The line containing "Decode this image" marks the start of the required copy, which runs to the final line of the entries; return those lines exactly, without any pictures.

╭─ RECORD EXCERPTS

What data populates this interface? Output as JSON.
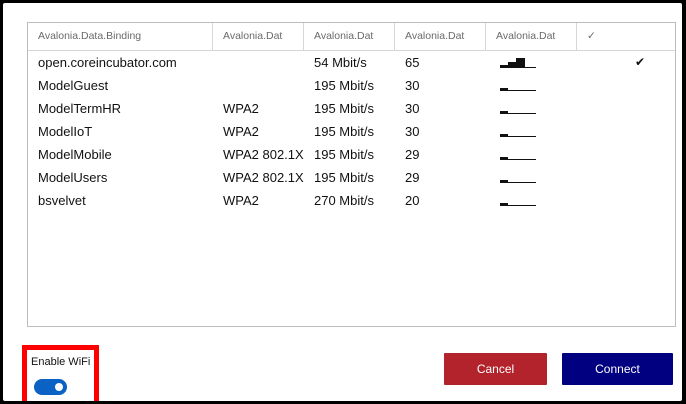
{
  "grid": {
    "headers": [
      "Avalonia.Data.Binding",
      "Avalonia.Dat",
      "Avalonia.Dat",
      "Avalonia.Dat",
      "Avalonia.Dat",
      "✓"
    ],
    "rows": [
      {
        "name": "open.coreincubator.com",
        "security": "",
        "speed": "54 Mbit/s",
        "strength": "65",
        "signal_level": 1.0,
        "connected": "✔"
      },
      {
        "name": "ModelGuest",
        "security": "",
        "speed": "195 Mbit/s",
        "strength": "30",
        "signal_level": 0.25,
        "connected": ""
      },
      {
        "name": "ModelTermHR",
        "security": "WPA2",
        "speed": "195 Mbit/s",
        "strength": "30",
        "signal_level": 0.25,
        "connected": ""
      },
      {
        "name": "ModelIoT",
        "security": "WPA2",
        "speed": "195 Mbit/s",
        "strength": "30",
        "signal_level": 0.25,
        "connected": ""
      },
      {
        "name": "ModelMobile",
        "security": "WPA2 802.1X",
        "speed": "195 Mbit/s",
        "strength": "29",
        "signal_level": 0.25,
        "connected": ""
      },
      {
        "name": "ModelUsers",
        "security": "WPA2 802.1X",
        "speed": "195 Mbit/s",
        "strength": "29",
        "signal_level": 0.25,
        "connected": ""
      },
      {
        "name": "bsvelvet",
        "security": "WPA2",
        "speed": "270 Mbit/s",
        "strength": "20",
        "signal_level": 0.25,
        "connected": ""
      }
    ]
  },
  "wifi": {
    "label": "Enable WiFi",
    "enabled": true
  },
  "buttons": {
    "cancel": "Cancel",
    "connect": "Connect"
  },
  "colors": {
    "cancel": "#b3232b",
    "connect": "#000080",
    "toggle": "#0a62c4",
    "highlight": "#ff0000"
  }
}
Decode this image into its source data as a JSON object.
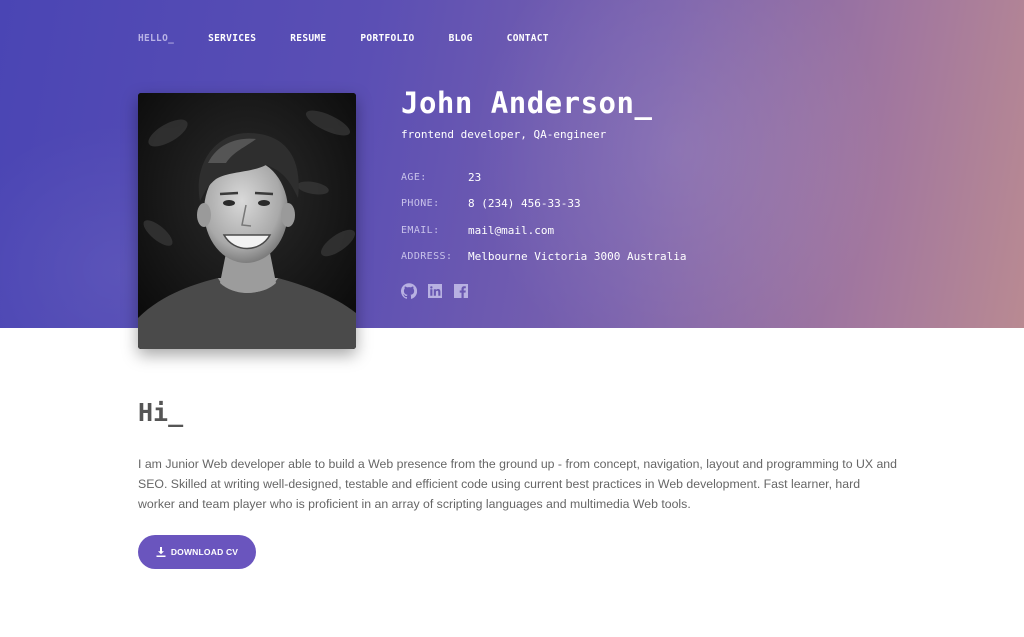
{
  "nav": {
    "items": [
      {
        "label": "HELLO_",
        "active": true
      },
      {
        "label": "SERVICES",
        "active": false
      },
      {
        "label": "RESUME",
        "active": false
      },
      {
        "label": "PORTFOLIO",
        "active": false
      },
      {
        "label": "BLOG",
        "active": false
      },
      {
        "label": "CONTACT",
        "active": false
      }
    ]
  },
  "profile": {
    "name": "John Anderson_",
    "subtitle": "frontend developer, QA-engineer",
    "info": [
      {
        "label": "AGE:",
        "value": "23"
      },
      {
        "label": "PHONE:",
        "value": "8 (234) 456-33-33"
      },
      {
        "label": "EMAIL:",
        "value": "mail@mail.com"
      },
      {
        "label": "ADDRESS:",
        "value": "Melbourne Victoria 3000 Australia"
      }
    ],
    "social": [
      "github-icon",
      "linkedin-icon",
      "facebook-icon"
    ]
  },
  "about": {
    "heading": "Hi_",
    "text": "I am Junior Web developer able to build a Web presence from the ground up - from concept, navigation, layout and programming to UX and SEO. Skilled at writing well-designed, testable and efficient code using current best practices in Web development. Fast learner, hard worker and team player who is proficient in an array of scripting languages and multimedia Web tools.",
    "button_label": "DOWNLOAD CV"
  },
  "colors": {
    "accent": "#6a55be",
    "hero_gradient_start": "#4a45b4",
    "hero_gradient_end": "#b98a92",
    "nav_active": "#b9b3e6"
  }
}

╰─

RESULT.
Decode this image into its source data as a JSON object.
{
  "nav": {
    "items": [
      {
        "label": "HELLO_",
        "active": true
      },
      {
        "label": "SERVICES",
        "active": false
      },
      {
        "label": "RESUME",
        "active": false
      },
      {
        "label": "PORTFOLIO",
        "active": false
      },
      {
        "label": "BLOG",
        "active": false
      },
      {
        "label": "CONTACT",
        "active": false
      }
    ]
  },
  "profile": {
    "name": "John Anderson_",
    "subtitle": "frontend developer, QA-engineer",
    "info": [
      {
        "label": "AGE:",
        "value": "23"
      },
      {
        "label": "PHONE:",
        "value": "8 (234) 456-33-33"
      },
      {
        "label": "EMAIL:",
        "value": "mail@mail.com"
      },
      {
        "label": "ADDRESS:",
        "value": "Melbourne Victoria 3000 Australia"
      }
    ],
    "social": [
      "github-icon",
      "linkedin-icon",
      "facebook-icon"
    ]
  },
  "about": {
    "heading": "Hi_",
    "text": "I am Junior Web developer able to build a Web presence from the ground up - from concept, navigation, layout and programming to UX and SEO. Skilled at writing well-designed, testable and efficient code using current best practices in Web development. Fast learner, hard worker and team player who is proficient in an array of scripting languages and multimedia Web tools.",
    "button_label": "DOWNLOAD CV"
  },
  "colors": {
    "accent": "#6a55be",
    "hero_gradient_start": "#4a45b4",
    "hero_gradient_end": "#b98a92",
    "nav_active": "#b9b3e6"
  }
}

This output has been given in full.